(Records for this exercise):
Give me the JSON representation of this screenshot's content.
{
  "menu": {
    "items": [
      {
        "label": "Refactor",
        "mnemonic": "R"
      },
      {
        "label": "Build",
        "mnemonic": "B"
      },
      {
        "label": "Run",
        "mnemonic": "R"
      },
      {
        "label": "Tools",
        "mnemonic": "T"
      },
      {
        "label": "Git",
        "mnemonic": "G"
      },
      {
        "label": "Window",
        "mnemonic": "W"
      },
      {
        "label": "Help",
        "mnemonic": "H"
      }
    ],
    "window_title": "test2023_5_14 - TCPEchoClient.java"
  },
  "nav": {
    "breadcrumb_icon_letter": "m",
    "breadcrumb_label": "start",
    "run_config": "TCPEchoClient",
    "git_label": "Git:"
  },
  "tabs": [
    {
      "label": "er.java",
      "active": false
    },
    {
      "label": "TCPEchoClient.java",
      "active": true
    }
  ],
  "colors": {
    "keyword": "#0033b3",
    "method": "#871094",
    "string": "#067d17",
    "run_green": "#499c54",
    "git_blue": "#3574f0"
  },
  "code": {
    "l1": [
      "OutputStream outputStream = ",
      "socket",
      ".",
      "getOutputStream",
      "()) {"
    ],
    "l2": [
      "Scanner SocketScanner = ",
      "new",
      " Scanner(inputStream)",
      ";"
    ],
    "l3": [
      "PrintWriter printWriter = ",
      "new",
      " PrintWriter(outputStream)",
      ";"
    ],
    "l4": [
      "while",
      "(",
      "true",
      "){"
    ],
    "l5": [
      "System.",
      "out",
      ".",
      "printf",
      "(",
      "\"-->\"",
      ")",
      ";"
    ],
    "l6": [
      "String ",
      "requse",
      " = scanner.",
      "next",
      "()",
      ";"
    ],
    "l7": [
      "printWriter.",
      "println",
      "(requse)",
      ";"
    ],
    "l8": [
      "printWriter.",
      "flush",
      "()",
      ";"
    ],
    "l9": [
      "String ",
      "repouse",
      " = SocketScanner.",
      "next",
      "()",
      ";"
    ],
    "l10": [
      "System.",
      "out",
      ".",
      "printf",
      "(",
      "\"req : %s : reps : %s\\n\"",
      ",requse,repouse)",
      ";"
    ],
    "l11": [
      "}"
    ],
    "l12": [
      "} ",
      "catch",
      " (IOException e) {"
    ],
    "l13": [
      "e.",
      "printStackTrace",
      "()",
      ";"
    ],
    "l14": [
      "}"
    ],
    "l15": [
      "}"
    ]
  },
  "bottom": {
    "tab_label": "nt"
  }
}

(Task details): Print all of the data exactly as it was given.

(The output):
Give me the JSON representation of this screenshot's content.
{
  "menu": {
    "items": [
      {
        "label": "Refactor",
        "mnemonic": "R"
      },
      {
        "label": "Build",
        "mnemonic": "B"
      },
      {
        "label": "Run",
        "mnemonic": "R"
      },
      {
        "label": "Tools",
        "mnemonic": "T"
      },
      {
        "label": "Git",
        "mnemonic": "G"
      },
      {
        "label": "Window",
        "mnemonic": "W"
      },
      {
        "label": "Help",
        "mnemonic": "H"
      }
    ],
    "window_title": "test2023_5_14 - TCPEchoClient.java"
  },
  "nav": {
    "breadcrumb_icon_letter": "m",
    "breadcrumb_label": "start",
    "run_config": "TCPEchoClient",
    "git_label": "Git:"
  },
  "tabs": [
    {
      "label": "er.java",
      "active": false
    },
    {
      "label": "TCPEchoClient.java",
      "active": true
    }
  ],
  "colors": {
    "keyword": "#0033b3",
    "method": "#871094",
    "string": "#067d17",
    "run_green": "#499c54",
    "git_blue": "#3574f0"
  },
  "code": {
    "l1": [
      "OutputStream outputStream = ",
      "socket",
      ".",
      "getOutputStream",
      "()) {"
    ],
    "l2": [
      "Scanner SocketScanner = ",
      "new",
      " Scanner(inputStream)",
      ";"
    ],
    "l3": [
      "PrintWriter printWriter = ",
      "new",
      " PrintWriter(outputStream)",
      ";"
    ],
    "l4": [
      "while",
      "(",
      "true",
      "){"
    ],
    "l5": [
      "System.",
      "out",
      ".",
      "printf",
      "(",
      "\"-->\"",
      ")",
      ";"
    ],
    "l6": [
      "String ",
      "requse",
      " = scanner.",
      "next",
      "()",
      ";"
    ],
    "l7": [
      "printWriter.",
      "println",
      "(requse)",
      ";"
    ],
    "l8": [
      "printWriter.",
      "flush",
      "()",
      ";"
    ],
    "l9": [
      "String ",
      "repouse",
      " = SocketScanner.",
      "next",
      "()",
      ";"
    ],
    "l10": [
      "System.",
      "out",
      ".",
      "printf",
      "(",
      "\"req : %s : reps : %s\\n\"",
      ",requse,repouse)",
      ";"
    ],
    "l11": [
      "}"
    ],
    "l12": [
      "} ",
      "catch",
      " (IOException e) {"
    ],
    "l13": [
      "e.",
      "printStackTrace",
      "()",
      ";"
    ],
    "l14": [
      "}"
    ],
    "l15": [
      "}"
    ]
  },
  "bottom": {
    "tab_label": "nt"
  }
}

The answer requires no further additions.